Aim: Tally the lines that hold the string "Microsoft", and reply with the count alone.

[Items from a dataset]
----------------------------------------

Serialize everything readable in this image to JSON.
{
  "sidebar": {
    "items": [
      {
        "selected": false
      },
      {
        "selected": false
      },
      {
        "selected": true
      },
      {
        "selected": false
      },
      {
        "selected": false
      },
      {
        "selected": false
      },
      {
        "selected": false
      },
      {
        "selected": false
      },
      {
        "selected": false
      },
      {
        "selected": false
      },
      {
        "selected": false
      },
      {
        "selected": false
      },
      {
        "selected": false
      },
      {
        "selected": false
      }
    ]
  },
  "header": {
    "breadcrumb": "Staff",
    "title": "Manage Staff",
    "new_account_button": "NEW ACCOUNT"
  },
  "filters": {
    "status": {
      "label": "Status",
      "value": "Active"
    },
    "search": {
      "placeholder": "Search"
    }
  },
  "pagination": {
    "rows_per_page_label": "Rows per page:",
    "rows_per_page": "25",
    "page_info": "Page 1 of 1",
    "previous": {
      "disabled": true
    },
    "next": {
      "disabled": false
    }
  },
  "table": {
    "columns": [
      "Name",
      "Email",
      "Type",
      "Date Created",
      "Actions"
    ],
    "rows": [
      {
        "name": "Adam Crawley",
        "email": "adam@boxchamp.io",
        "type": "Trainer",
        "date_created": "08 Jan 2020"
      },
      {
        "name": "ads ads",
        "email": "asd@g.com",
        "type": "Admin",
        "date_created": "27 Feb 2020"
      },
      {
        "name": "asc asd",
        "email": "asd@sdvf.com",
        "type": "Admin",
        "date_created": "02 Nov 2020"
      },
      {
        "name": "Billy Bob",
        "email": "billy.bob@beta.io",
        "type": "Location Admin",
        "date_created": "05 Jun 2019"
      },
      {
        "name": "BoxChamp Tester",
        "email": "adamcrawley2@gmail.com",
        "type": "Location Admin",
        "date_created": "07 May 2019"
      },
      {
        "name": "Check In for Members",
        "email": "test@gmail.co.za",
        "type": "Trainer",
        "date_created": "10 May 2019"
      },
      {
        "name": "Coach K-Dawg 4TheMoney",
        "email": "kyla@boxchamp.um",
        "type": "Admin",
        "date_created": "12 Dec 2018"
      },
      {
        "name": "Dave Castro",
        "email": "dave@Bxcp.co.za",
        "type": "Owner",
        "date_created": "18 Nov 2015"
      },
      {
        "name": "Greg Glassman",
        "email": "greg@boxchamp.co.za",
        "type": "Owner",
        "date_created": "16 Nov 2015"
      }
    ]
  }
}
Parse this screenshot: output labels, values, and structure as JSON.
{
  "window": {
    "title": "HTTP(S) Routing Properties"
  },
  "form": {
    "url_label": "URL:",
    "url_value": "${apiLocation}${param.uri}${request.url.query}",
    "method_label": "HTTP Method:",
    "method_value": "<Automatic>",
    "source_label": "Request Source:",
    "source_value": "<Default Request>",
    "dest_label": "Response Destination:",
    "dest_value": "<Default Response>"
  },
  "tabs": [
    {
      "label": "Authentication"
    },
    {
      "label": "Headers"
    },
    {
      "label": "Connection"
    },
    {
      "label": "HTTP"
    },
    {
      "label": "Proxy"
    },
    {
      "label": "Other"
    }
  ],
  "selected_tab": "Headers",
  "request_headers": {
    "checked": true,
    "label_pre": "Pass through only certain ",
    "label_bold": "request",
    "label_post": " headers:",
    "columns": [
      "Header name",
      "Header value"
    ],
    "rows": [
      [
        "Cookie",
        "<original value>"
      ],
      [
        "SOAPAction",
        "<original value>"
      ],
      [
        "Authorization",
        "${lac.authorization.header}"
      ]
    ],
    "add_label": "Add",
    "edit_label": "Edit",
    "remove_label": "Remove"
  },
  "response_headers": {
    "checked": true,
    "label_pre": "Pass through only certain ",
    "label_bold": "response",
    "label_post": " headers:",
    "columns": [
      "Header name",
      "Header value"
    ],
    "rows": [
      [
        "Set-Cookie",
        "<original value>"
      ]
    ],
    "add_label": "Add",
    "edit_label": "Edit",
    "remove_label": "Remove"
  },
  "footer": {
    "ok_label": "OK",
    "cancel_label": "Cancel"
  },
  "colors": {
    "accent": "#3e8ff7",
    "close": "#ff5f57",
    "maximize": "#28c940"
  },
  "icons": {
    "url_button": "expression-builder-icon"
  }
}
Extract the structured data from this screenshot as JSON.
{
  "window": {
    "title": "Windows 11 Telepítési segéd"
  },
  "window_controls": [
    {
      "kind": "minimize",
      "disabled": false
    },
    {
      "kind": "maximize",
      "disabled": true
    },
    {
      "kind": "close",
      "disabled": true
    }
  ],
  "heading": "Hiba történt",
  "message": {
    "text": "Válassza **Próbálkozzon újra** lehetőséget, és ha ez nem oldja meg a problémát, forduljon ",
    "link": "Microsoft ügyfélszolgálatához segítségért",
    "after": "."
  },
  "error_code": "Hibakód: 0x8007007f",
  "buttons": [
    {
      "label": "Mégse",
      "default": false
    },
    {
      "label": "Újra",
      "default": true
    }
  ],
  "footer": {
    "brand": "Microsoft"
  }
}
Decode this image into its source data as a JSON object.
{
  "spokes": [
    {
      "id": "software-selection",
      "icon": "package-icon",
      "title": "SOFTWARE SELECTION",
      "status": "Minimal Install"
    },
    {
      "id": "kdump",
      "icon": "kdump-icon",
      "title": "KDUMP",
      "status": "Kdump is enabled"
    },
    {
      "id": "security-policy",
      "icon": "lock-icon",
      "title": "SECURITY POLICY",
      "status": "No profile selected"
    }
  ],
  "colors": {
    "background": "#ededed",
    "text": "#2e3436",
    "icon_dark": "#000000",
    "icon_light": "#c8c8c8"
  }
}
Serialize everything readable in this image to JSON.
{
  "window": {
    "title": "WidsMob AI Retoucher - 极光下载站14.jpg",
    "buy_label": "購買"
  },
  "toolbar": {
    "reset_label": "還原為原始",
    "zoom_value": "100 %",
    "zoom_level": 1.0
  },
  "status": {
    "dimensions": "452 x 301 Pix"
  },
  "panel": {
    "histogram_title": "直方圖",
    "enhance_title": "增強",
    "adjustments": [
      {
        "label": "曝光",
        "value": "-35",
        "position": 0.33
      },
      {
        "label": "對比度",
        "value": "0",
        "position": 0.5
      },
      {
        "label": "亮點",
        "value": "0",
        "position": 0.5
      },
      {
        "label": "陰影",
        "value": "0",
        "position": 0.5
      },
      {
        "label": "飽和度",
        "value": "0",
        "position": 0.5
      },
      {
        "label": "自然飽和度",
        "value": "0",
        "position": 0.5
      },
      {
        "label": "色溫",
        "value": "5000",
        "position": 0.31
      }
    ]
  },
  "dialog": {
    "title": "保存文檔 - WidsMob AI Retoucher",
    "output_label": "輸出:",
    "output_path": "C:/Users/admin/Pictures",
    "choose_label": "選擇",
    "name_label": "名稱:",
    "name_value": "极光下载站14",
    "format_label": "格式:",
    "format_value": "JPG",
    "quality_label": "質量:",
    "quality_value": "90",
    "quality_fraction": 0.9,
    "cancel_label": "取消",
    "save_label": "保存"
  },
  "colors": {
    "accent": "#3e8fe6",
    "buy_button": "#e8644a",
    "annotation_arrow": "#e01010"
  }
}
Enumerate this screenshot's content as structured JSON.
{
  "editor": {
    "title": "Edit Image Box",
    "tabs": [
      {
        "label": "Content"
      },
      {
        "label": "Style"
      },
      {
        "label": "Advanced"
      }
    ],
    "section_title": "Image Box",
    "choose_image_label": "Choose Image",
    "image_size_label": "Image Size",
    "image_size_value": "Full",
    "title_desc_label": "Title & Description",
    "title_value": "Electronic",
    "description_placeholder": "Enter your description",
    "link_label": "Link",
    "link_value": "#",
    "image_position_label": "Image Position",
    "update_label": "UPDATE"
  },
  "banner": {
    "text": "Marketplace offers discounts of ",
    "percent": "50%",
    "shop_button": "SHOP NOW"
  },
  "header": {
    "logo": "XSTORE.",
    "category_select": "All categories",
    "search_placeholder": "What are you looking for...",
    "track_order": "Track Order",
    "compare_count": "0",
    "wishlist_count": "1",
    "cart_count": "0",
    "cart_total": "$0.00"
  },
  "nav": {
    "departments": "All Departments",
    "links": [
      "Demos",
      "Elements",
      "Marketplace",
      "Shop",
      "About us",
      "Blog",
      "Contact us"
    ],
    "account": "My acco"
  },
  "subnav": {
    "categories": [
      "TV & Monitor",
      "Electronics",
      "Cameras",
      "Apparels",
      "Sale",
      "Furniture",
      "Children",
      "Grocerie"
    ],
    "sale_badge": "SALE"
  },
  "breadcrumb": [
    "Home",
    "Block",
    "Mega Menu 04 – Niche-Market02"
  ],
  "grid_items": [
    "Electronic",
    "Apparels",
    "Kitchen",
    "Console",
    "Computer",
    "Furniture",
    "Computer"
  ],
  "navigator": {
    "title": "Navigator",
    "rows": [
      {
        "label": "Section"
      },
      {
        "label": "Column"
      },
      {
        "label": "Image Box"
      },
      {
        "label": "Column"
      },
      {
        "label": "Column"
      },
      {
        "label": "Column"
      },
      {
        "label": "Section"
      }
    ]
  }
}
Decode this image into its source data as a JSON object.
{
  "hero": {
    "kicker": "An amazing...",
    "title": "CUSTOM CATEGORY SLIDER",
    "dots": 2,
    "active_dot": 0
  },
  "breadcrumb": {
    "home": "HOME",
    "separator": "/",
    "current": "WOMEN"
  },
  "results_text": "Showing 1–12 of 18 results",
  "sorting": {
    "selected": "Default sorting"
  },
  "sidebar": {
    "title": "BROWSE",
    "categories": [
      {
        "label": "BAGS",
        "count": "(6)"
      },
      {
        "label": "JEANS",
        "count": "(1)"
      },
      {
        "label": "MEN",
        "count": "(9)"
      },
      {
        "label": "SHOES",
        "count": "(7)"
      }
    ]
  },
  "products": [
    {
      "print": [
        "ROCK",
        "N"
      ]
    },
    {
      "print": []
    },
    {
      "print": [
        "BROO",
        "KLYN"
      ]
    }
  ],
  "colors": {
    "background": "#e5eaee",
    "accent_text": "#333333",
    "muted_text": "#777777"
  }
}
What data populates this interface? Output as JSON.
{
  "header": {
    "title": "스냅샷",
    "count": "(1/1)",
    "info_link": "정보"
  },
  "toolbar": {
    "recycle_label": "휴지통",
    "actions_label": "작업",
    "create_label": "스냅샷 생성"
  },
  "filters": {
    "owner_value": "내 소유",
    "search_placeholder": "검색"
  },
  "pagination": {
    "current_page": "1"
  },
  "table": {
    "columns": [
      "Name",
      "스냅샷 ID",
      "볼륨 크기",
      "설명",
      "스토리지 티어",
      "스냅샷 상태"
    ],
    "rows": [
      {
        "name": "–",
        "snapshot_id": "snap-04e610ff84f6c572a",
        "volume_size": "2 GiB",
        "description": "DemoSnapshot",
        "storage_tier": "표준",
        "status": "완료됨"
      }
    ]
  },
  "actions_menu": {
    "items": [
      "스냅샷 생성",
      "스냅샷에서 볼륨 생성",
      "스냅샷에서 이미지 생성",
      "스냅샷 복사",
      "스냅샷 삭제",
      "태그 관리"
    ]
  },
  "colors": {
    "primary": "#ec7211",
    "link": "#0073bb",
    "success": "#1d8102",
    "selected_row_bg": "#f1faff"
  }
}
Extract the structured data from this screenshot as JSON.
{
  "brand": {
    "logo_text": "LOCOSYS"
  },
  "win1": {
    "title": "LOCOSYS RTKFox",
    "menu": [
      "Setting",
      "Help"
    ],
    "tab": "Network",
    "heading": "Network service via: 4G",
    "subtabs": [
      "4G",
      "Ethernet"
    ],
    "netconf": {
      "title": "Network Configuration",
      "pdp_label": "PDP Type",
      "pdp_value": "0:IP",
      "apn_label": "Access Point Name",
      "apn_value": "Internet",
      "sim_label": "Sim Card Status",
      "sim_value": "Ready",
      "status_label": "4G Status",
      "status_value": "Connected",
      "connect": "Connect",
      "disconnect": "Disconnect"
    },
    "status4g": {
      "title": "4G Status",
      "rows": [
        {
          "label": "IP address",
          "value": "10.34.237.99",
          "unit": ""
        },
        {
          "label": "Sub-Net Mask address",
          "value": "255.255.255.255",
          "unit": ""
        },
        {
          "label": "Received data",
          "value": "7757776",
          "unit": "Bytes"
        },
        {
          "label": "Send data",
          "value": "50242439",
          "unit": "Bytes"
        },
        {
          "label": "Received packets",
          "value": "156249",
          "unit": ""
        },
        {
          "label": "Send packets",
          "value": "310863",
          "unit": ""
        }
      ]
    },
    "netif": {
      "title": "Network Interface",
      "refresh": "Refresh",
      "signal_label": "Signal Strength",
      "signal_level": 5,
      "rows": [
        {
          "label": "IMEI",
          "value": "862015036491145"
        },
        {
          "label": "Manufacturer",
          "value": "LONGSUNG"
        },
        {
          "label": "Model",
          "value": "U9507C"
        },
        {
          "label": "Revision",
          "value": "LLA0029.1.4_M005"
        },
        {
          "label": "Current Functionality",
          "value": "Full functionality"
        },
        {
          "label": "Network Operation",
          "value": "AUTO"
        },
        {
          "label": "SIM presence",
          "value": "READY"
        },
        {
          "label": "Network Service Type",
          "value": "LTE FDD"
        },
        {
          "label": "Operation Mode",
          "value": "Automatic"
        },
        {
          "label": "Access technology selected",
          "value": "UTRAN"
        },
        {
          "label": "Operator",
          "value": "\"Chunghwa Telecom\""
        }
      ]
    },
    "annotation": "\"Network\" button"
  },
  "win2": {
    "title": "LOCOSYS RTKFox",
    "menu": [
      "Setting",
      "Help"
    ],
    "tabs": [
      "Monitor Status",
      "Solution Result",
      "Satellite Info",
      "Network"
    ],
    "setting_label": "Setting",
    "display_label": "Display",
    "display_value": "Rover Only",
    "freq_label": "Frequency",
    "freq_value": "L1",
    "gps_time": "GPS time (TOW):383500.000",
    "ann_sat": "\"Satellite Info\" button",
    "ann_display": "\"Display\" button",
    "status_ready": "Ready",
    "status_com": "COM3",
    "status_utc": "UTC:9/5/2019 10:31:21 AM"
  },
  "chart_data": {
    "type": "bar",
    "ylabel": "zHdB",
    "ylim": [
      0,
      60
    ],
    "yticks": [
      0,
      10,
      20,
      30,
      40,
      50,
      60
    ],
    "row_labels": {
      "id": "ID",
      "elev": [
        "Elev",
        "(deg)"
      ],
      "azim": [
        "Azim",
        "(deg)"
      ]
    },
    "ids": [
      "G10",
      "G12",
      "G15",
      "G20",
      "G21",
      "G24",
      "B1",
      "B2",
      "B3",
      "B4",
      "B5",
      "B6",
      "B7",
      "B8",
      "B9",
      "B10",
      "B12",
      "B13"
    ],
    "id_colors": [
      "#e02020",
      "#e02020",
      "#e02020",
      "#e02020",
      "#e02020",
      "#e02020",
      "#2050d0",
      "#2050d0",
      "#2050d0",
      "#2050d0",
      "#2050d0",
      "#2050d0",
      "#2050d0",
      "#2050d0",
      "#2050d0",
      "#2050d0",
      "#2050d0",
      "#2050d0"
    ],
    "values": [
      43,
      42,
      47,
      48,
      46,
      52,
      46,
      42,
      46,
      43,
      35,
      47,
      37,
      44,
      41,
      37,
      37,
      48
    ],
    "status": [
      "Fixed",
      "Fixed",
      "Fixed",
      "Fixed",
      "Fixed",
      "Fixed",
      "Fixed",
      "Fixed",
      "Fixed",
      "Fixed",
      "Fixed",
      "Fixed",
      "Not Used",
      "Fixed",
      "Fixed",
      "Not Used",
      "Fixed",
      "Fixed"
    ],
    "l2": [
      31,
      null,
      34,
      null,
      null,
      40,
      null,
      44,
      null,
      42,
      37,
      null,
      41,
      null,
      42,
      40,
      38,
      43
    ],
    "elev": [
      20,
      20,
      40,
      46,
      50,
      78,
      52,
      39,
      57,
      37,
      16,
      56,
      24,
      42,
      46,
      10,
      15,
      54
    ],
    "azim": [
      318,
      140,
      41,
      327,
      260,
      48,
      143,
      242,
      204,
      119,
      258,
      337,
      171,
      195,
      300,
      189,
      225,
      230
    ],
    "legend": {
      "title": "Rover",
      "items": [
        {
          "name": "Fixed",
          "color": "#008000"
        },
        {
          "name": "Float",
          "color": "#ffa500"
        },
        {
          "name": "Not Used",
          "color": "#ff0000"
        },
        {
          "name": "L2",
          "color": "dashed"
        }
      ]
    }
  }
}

----------------------------------------

Answer to the task: 2